* START *
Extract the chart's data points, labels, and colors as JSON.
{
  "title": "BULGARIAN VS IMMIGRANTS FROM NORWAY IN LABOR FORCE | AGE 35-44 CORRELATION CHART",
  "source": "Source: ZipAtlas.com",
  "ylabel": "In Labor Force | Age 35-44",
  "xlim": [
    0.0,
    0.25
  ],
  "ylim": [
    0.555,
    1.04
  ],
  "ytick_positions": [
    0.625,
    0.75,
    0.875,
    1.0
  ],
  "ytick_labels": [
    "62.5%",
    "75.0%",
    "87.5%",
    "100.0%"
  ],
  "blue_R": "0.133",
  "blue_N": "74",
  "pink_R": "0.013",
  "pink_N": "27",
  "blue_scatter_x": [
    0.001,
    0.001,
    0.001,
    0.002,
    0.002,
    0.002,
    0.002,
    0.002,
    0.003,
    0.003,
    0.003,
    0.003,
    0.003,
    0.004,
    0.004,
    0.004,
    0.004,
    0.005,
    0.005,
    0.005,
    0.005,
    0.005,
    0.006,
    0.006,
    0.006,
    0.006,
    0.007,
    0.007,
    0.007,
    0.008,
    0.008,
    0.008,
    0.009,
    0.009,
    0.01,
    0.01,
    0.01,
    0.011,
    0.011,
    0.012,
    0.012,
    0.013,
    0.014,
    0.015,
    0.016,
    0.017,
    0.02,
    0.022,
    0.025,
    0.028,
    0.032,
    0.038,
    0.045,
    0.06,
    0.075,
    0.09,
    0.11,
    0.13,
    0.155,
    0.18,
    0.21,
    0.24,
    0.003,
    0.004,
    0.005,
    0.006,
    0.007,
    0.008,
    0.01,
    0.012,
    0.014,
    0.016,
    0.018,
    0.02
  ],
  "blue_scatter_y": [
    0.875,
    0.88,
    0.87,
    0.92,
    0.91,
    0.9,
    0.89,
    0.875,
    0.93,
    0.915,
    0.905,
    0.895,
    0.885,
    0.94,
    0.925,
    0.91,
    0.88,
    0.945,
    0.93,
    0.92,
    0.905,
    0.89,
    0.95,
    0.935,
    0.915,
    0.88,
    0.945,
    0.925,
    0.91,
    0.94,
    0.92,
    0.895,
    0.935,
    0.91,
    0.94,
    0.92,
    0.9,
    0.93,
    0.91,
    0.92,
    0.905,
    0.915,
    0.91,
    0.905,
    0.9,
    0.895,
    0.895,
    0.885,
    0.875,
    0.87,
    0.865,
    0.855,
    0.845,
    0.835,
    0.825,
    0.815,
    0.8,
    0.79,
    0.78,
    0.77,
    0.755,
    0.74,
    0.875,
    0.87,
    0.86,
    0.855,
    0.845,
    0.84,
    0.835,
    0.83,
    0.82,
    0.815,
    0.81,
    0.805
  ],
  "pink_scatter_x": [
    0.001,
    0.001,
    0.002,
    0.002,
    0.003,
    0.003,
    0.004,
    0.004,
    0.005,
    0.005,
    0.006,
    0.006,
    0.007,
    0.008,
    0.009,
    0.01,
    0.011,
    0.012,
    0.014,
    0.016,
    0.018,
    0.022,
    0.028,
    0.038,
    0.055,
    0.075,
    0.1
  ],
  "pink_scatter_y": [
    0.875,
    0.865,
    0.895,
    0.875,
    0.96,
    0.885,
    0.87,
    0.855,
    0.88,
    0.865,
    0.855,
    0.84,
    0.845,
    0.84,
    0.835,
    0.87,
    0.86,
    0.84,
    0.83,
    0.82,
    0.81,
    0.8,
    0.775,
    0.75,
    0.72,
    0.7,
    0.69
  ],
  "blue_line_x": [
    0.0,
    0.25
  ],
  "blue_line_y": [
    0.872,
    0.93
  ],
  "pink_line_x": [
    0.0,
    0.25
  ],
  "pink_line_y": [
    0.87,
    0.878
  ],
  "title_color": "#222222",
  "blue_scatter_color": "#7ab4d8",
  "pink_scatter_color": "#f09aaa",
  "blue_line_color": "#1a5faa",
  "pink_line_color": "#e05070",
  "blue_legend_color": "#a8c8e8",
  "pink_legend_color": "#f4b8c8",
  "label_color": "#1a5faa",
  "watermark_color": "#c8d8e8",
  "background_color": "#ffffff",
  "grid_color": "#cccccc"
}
* END *
▶ **What is being asked**
From the first line to the last, retype the data exactly.

▶ **Solution**
Extract the chart's data points, labels, and colors as JSON.
{
  "title": "BULGARIAN VS IMMIGRANTS FROM NORWAY IN LABOR FORCE | AGE 35-44 CORRELATION CHART",
  "source": "Source: ZipAtlas.com",
  "ylabel": "In Labor Force | Age 35-44",
  "xlim": [
    0.0,
    0.25
  ],
  "ylim": [
    0.555,
    1.04
  ],
  "ytick_positions": [
    0.625,
    0.75,
    0.875,
    1.0
  ],
  "ytick_labels": [
    "62.5%",
    "75.0%",
    "87.5%",
    "100.0%"
  ],
  "blue_R": "0.133",
  "blue_N": "74",
  "pink_R": "0.013",
  "pink_N": "27",
  "blue_scatter_x": [
    0.001,
    0.001,
    0.001,
    0.002,
    0.002,
    0.002,
    0.002,
    0.002,
    0.003,
    0.003,
    0.003,
    0.003,
    0.003,
    0.004,
    0.004,
    0.004,
    0.004,
    0.005,
    0.005,
    0.005,
    0.005,
    0.005,
    0.006,
    0.006,
    0.006,
    0.006,
    0.007,
    0.007,
    0.007,
    0.008,
    0.008,
    0.008,
    0.009,
    0.009,
    0.01,
    0.01,
    0.01,
    0.011,
    0.011,
    0.012,
    0.012,
    0.013,
    0.014,
    0.015,
    0.016,
    0.017,
    0.02,
    0.022,
    0.025,
    0.028,
    0.032,
    0.038,
    0.045,
    0.06,
    0.075,
    0.09,
    0.11,
    0.13,
    0.155,
    0.18,
    0.21,
    0.24,
    0.003,
    0.004,
    0.005,
    0.006,
    0.007,
    0.008,
    0.01,
    0.012,
    0.014,
    0.016,
    0.018,
    0.02
  ],
  "blue_scatter_y": [
    0.875,
    0.88,
    0.87,
    0.92,
    0.91,
    0.9,
    0.89,
    0.875,
    0.93,
    0.915,
    0.905,
    0.895,
    0.885,
    0.94,
    0.925,
    0.91,
    0.88,
    0.945,
    0.93,
    0.92,
    0.905,
    0.89,
    0.95,
    0.935,
    0.915,
    0.88,
    0.945,
    0.925,
    0.91,
    0.94,
    0.92,
    0.895,
    0.935,
    0.91,
    0.94,
    0.92,
    0.9,
    0.93,
    0.91,
    0.92,
    0.905,
    0.915,
    0.91,
    0.905,
    0.9,
    0.895,
    0.895,
    0.885,
    0.875,
    0.87,
    0.865,
    0.855,
    0.845,
    0.835,
    0.825,
    0.815,
    0.8,
    0.79,
    0.78,
    0.77,
    0.755,
    0.74,
    0.875,
    0.87,
    0.86,
    0.855,
    0.845,
    0.84,
    0.835,
    0.83,
    0.82,
    0.815,
    0.81,
    0.805
  ],
  "pink_scatter_x": [
    0.001,
    0.001,
    0.002,
    0.002,
    0.003,
    0.003,
    0.004,
    0.004,
    0.005,
    0.005,
    0.006,
    0.006,
    0.007,
    0.008,
    0.009,
    0.01,
    0.011,
    0.012,
    0.014,
    0.016,
    0.018,
    0.022,
    0.028,
    0.038,
    0.055,
    0.075,
    0.1
  ],
  "pink_scatter_y": [
    0.875,
    0.865,
    0.895,
    0.875,
    0.96,
    0.885,
    0.87,
    0.855,
    0.88,
    0.865,
    0.855,
    0.84,
    0.845,
    0.84,
    0.835,
    0.87,
    0.86,
    0.84,
    0.83,
    0.82,
    0.81,
    0.8,
    0.775,
    0.75,
    0.72,
    0.7,
    0.69
  ],
  "blue_line_x": [
    0.0,
    0.25
  ],
  "blue_line_y": [
    0.872,
    0.93
  ],
  "pink_line_x": [
    0.0,
    0.25
  ],
  "pink_line_y": [
    0.87,
    0.878
  ],
  "title_color": "#222222",
  "blue_scatter_color": "#7ab4d8",
  "pink_scatter_color": "#f09aaa",
  "blue_line_color": "#1a5faa",
  "pink_line_color": "#e05070",
  "blue_legend_color": "#a8c8e8",
  "pink_legend_color": "#f4b8c8",
  "label_color": "#1a5faa",
  "watermark_color": "#c8d8e8",
  "background_color": "#ffffff",
  "grid_color": "#cccccc"
}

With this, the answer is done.